[Items from a dataset]
----

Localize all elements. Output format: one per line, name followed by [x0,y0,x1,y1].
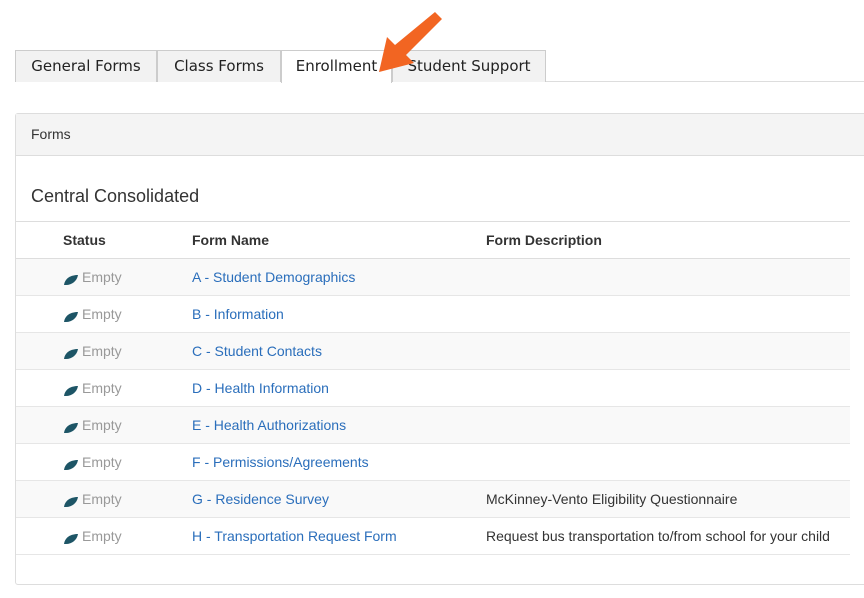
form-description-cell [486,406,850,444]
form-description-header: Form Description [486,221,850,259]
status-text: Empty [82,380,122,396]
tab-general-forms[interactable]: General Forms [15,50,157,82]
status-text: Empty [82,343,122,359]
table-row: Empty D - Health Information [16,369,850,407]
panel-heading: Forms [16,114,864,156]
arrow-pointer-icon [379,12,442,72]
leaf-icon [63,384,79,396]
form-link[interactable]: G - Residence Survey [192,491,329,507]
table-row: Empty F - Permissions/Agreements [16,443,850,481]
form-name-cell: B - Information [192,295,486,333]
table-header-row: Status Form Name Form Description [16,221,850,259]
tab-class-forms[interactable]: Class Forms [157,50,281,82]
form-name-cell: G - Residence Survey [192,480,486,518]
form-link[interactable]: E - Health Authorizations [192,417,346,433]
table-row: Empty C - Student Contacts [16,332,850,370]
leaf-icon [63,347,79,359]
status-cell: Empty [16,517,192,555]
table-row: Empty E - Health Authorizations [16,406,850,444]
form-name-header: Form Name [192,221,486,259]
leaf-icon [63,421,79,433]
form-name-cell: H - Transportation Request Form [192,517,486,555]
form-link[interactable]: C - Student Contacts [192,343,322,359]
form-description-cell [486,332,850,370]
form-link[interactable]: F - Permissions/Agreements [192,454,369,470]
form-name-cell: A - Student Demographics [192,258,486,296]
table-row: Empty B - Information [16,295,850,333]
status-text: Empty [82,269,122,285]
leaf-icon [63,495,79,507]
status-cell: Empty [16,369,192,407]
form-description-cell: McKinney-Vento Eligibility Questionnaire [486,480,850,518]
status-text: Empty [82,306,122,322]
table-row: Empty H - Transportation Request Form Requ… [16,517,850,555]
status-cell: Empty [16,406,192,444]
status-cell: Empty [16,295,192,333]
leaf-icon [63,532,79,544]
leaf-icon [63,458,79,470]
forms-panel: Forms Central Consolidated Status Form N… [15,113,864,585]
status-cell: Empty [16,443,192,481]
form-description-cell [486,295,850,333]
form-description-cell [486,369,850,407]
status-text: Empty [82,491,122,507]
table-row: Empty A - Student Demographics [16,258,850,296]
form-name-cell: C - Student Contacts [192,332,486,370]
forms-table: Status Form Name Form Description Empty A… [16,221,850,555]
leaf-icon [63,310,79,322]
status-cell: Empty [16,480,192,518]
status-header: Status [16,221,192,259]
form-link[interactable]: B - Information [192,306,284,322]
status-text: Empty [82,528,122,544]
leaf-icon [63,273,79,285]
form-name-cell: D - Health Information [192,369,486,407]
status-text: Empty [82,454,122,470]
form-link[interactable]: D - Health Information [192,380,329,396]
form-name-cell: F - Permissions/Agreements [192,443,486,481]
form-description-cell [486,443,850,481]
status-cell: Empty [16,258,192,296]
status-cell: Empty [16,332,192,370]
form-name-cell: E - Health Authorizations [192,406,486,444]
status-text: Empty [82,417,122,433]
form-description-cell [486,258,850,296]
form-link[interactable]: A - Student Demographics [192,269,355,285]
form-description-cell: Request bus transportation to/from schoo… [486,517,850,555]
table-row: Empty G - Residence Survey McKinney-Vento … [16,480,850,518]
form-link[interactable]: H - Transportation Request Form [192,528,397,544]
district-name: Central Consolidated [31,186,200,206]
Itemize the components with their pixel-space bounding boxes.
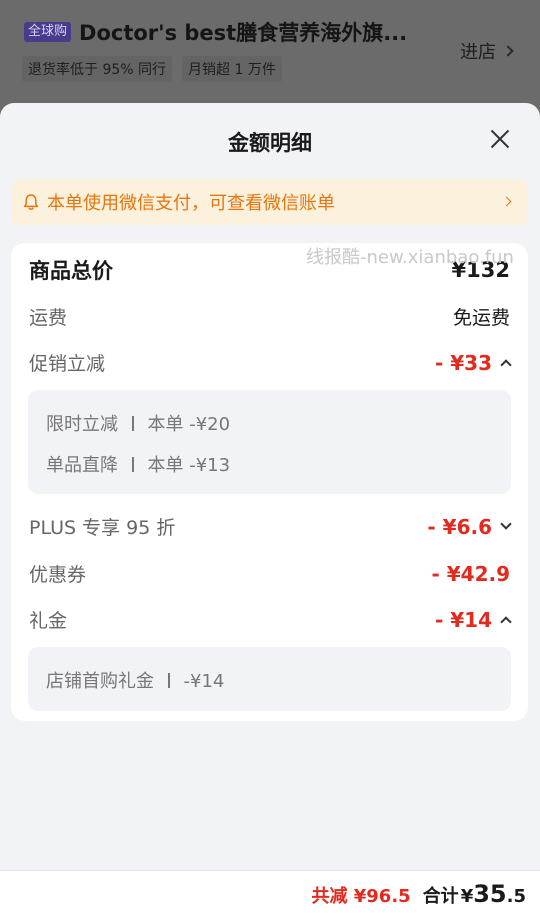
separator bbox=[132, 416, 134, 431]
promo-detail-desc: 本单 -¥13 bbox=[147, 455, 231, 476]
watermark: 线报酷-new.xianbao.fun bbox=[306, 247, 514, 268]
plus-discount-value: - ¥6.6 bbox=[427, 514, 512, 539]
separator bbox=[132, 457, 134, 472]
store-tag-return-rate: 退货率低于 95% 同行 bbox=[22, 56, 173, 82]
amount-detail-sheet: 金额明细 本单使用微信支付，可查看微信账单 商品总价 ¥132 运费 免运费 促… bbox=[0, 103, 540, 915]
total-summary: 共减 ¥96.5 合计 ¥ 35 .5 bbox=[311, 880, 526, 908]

----

[Exercise aim]
Render every line of the rows above as a numbered list, skipping blank lines and leaving out the pictures.

[Worked solution]
1. Localize all elements. Output format: one per line, name followed by [x0,y0,x1,y1].
2. form-description-cell [486,406,850,444]
3. form-description-header: Form Description [486,221,850,259]
4. status-text: Empty [82,380,122,396]
5. tab-general-forms[interactable]: General Forms [15,50,157,82]
6. status-text: Empty [82,343,122,359]
7. table-row: Empty D - Health Information [16,369,850,407]
8. panel-heading: Forms [16,114,864,156]
9. arrow-pointer-icon [379,12,442,72]
10. leaf-icon [63,384,79,396]
11. form-link[interactable]: G - Residence Survey [192,491,329,507]
12. table-row: Empty F - Permissions/Agreements [16,443,850,481]
13. form-name-cell: B - Information [192,295,486,333]
14. table-header-row: Status Form Name Form Description [16,221,850,259]
15. tab-class-forms[interactable]: Class Forms [157,50,281,82]
16. form-name-cell: G - Residence Survey [192,480,486,518]
17. form-link[interactable]: E - Health Authorizations [192,417,346,433]
18. table-row: Empty C - Student Contacts [16,332,850,370]
19. leaf-icon [63,347,79,359]
20. status-cell: Empty [16,517,192,555]
21. table-row: Empty E - Health Authorizations [16,406,850,444]
22. form-name-header: Form Name [192,221,486,259]
23. leaf-icon [63,421,79,433]
24. form-name-cell: H - Transportation Request Form [192,517,486,555]
25. form-link[interactable]: C - Student Contacts [192,343,322,359]
26. form-description-cell [486,332,850,370]
27. form-link[interactable]: F - Permissions/Agreements [192,454,369,470]
28. form-name-cell: A - Student Demographics [192,258,486,296]
29. table-row: Empty B - Information [16,295,850,333]
30. status-text: Empty [82,269,122,285]
31. leaf-icon [63,495,79,507]
32. status-cell: Empty [16,369,192,407]
33. form-description-cell: McKinney-Vento Eligibility Questionnaire [486,480,850,518]
34. status-text: Empty [82,306,122,322]
35. table-row: Empty H - Transportation Request Form Requ… [16,517,850,555]
36. status-cell: Empty [16,406,192,444]
37. status-cell: Empty [16,295,192,333]
38. leaf-icon [63,532,79,544]
39. leaf-icon [63,458,79,470]
40. forms-panel: Forms Central Consolidated Status Form N… [15,113,864,585]
41. status-cell: Empty [16,443,192,481]
42. form-description-cell [486,295,850,333]
43. form-description-cell [486,369,850,407]
44. status-text: Empty [82,491,122,507]
45. table-row: Empty A - Student Demographics [16,258,850,296]
46. form-name-cell: C - Student Contacts [192,332,486,370]
47. forms-table: Status Form Name Form Description Empty A… [16,221,850,555]
48. leaf-icon [63,310,79,322]
49. status-cell: Empty [16,480,192,518]
50. status-header: Status [16,221,192,259]
51. form-link[interactable]: B - Information [192,306,284,322]
52. status-text: Empty [82,528,122,544]
53. leaf-icon [63,273,79,285]
54. form-name-cell: D - Health Information [192,369,486,407]
55. status-text: Empty [82,454,122,470]
56. form-link[interactable]: D - Health Information [192,380,329,396]
57. form-name-cell: F - Permissions/Agreements [192,443,486,481]
58. form-description-cell [486,443,850,481]
59. status-cell: Empty [16,258,192,296]
60. status-cell: Empty [16,332,192,370]
61. form-name-cell: E - Health Authorizations [192,406,486,444]
62. status-text: Empty [82,417,122,433]
63. form-description-cell [486,258,850,296]
64. form-link[interactable]: A - Student Demographics [192,269,355,285]
65. form-description-cell: Request bus transportation to/from schoo… [486,517,850,555]
66. table-row: Empty G - Residence Survey McKinney-Vento … [16,480,850,518]
67. form-link[interactable]: H - Transportation Request Form [192,528,397,544]
68. district-name: Central Consolidated [31,186,200,206]
69. Itemize the components with their pixel-space bounding boxes.
70. separator bbox=[132, 416, 134, 431]
71. promo-detail-desc: 本单 -¥13 bbox=[147, 455, 231, 476]
72. watermark: 线报酷-new.xianbao.fun bbox=[306, 247, 514, 268]
73. plus-discount-value: - ¥6.6 bbox=[427, 514, 512, 539]
74. separator bbox=[132, 457, 134, 472]
75. store-tag-return-rate: 退货率低于 95% 同行 bbox=[22, 56, 173, 82]
76. amount-detail-sheet: 金额明细 本单使用微信支付，可查看微信账单 商品总价 ¥132 运费 免运费 促… bbox=[0, 103, 540, 915]
77. total-summary: 共减 ¥96.5 合计 ¥ 35 .5 bbox=[311, 880, 526, 908]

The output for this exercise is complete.